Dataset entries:
————————

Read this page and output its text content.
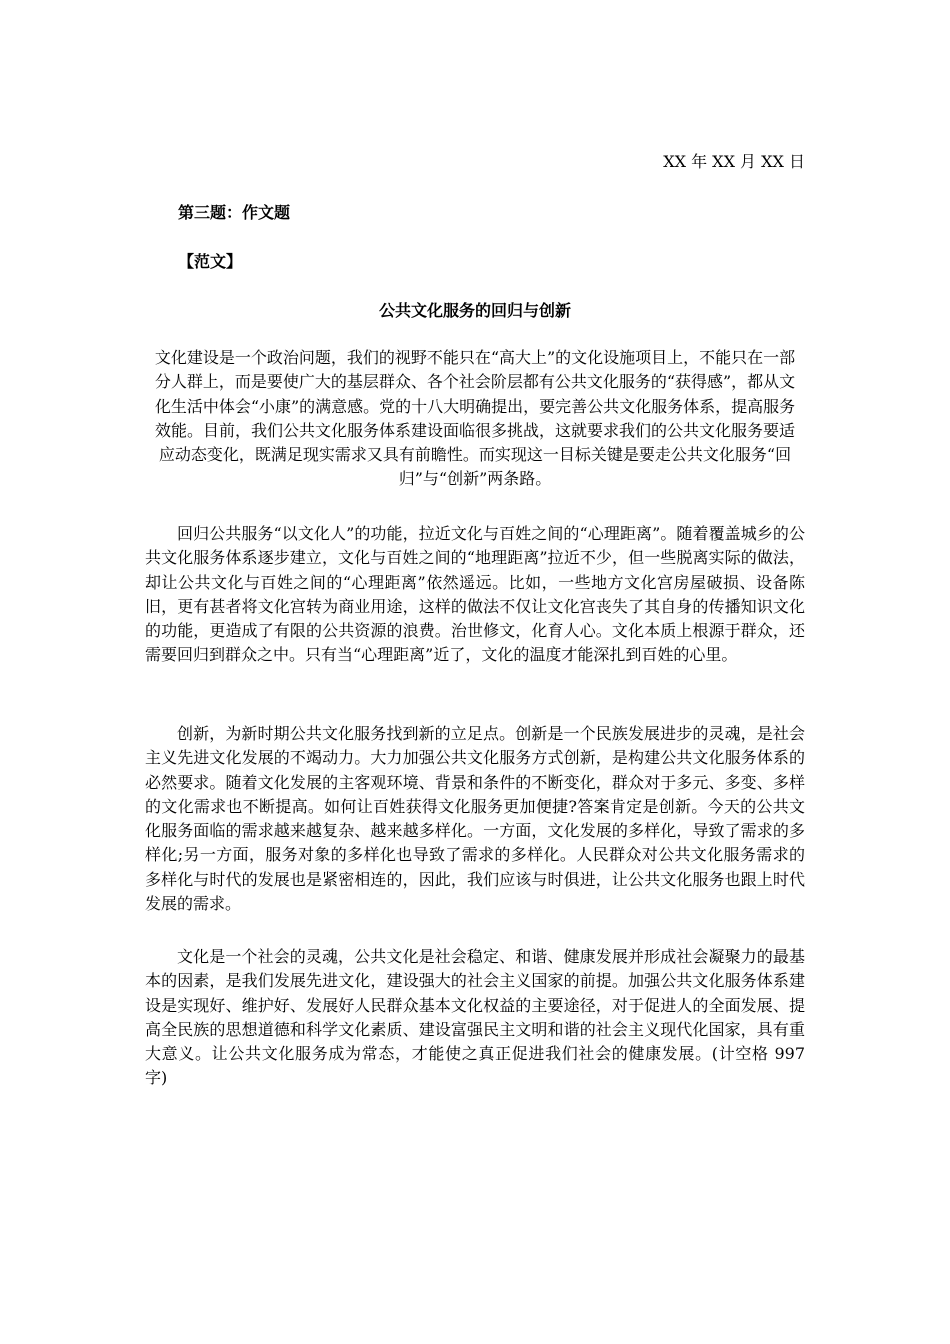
XX 年 XX 月 XX 日
第三题：作文题
【范文】
公共文化服务的回归与创新

文化建设是一个政治问题，我们的视野不能只在“高大上”的文化设施项目上，不能只在一部分人群上，而是要使广大的基层群众、各个社会阶层都有公共文化服务的“获得感”，都从文化生活中体会“小康”的满意感。党的十八大明确提出，要完善公共文化服务体系，提高服务效能。目前，我们公共文化服务体系建设面临很多挑战，这就要求我们的公共文化服务要适应动态变化，既满足现实需求又具有前瞻性。而实现这一目标关键是要走公共文化服务“回归”与“创新”两条路。

回归公共服务“以文化人”的功能，拉近文化与百姓之间的“心理距离”。随着覆盖城乡的公共文化服务体系逐步建立，文化与百姓之间的“地理距离”拉近不少，但一些脱离实际的做法，却让公共文化与百姓之间的“心理距离”依然遥远。比如，一些地方文化宫房屋破损、设备陈旧，更有甚者将文化宫转为商业用途，这样的做法不仅让文化宫丧失了其自身的传播知识文化的功能，更造成了有限的公共资源的浪费。治世修文，化育人心。文化本质上根源于群众，还需要回归到群众之中。只有当“心理距离”近了，文化的温度才能深扎到百姓的心里。

创新，为新时期公共文化服务找到新的立足点。创新是一个民族发展进步的灵魂，是社会主义先进文化发展的不竭动力。大力加强公共文化服务方式创新，是构建公共文化服务体系的必然要求。随着文化发展的主客观环境、背景和条件的不断变化，群众对于多元、多变、多样的文化需求也不断提高。如何让百姓获得文化服务更加便捷?答案肯定是创新。今天的公共文化服务面临的需求越来越复杂、越来越多样化。一方面，文化发展的多样化，导致了需求的多样化;另一方面，服务对象的多样化也导致了需求的多样化。人民群众对公共文化服务需求的多样化与时代的发展也是紧密相连的，因此，我们应该与时俱进，让公共文化服务也跟上时代发展的需求。

文化是一个社会的灵魂，公共文化是社会稳定、和谐、健康发展并形成社会凝聚力的最基本的因素，是我们发展先进文化，建设强大的社会主义国家的前提。加强公共文化服务体系建设是实现好、维护好、发展好人民群众基本文化权益的主要途径，对于促进人的全面发展、提高全民族的思想道德和科学文化素质、建设富强民主文明和谐的社会主义现代化国家，具有重大意义。让公共文化服务成为常态，才能使之真正促进我们社会的健康发展。(计空格 997 字)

————————

WHAT IS NEEDED: Write the listing out a second time exactly, dropping all images.

WRITTEN RESPONSE:
Read this page and output its text content.
XX 年 XX 月 XX 日
第三题：作文题
【范文】
公共文化服务的回归与创新

文化建设是一个政治问题，我们的视野不能只在“高大上”的文化设施项目上，不能只在一部分人群上，而是要使广大的基层群众、各个社会阶层都有公共文化服务的“获得感”，都从文化生活中体会“小康”的满意感。党的十八大明确提出，要完善公共文化服务体系，提高服务效能。目前，我们公共文化服务体系建设面临很多挑战，这就要求我们的公共文化服务要适应动态变化，既满足现实需求又具有前瞻性。而实现这一目标关键是要走公共文化服务“回归”与“创新”两条路。

回归公共服务“以文化人”的功能，拉近文化与百姓之间的“心理距离”。随着覆盖城乡的公共文化服务体系逐步建立，文化与百姓之间的“地理距离”拉近不少，但一些脱离实际的做法，却让公共文化与百姓之间的“心理距离”依然遥远。比如，一些地方文化宫房屋破损、设备陈旧，更有甚者将文化宫转为商业用途，这样的做法不仅让文化宫丧失了其自身的传播知识文化的功能，更造成了有限的公共资源的浪费。治世修文，化育人心。文化本质上根源于群众，还需要回归到群众之中。只有当“心理距离”近了，文化的温度才能深扎到百姓的心里。

创新，为新时期公共文化服务找到新的立足点。创新是一个民族发展进步的灵魂，是社会主义先进文化发展的不竭动力。大力加强公共文化服务方式创新，是构建公共文化服务体系的必然要求。随着文化发展的主客观环境、背景和条件的不断变化，群众对于多元、多变、多样的文化需求也不断提高。如何让百姓获得文化服务更加便捷?答案肯定是创新。今天的公共文化服务面临的需求越来越复杂、越来越多样化。一方面，文化发展的多样化，导致了需求的多样化;另一方面，服务对象的多样化也导致了需求的多样化。人民群众对公共文化服务需求的多样化与时代的发展也是紧密相连的，因此，我们应该与时俱进，让公共文化服务也跟上时代发展的需求。

文化是一个社会的灵魂，公共文化是社会稳定、和谐、健康发展并形成社会凝聚力的最基本的因素，是我们发展先进文化，建设强大的社会主义国家的前提。加强公共文化服务体系建设是实现好、维护好、发展好人民群众基本文化权益的主要途径，对于促进人的全面发展、提高全民族的思想道德和科学文化素质、建设富强民主文明和谐的社会主义现代化国家，具有重大意义。让公共文化服务成为常态，才能使之真正促进我们社会的健康发展。(计空格 997 字)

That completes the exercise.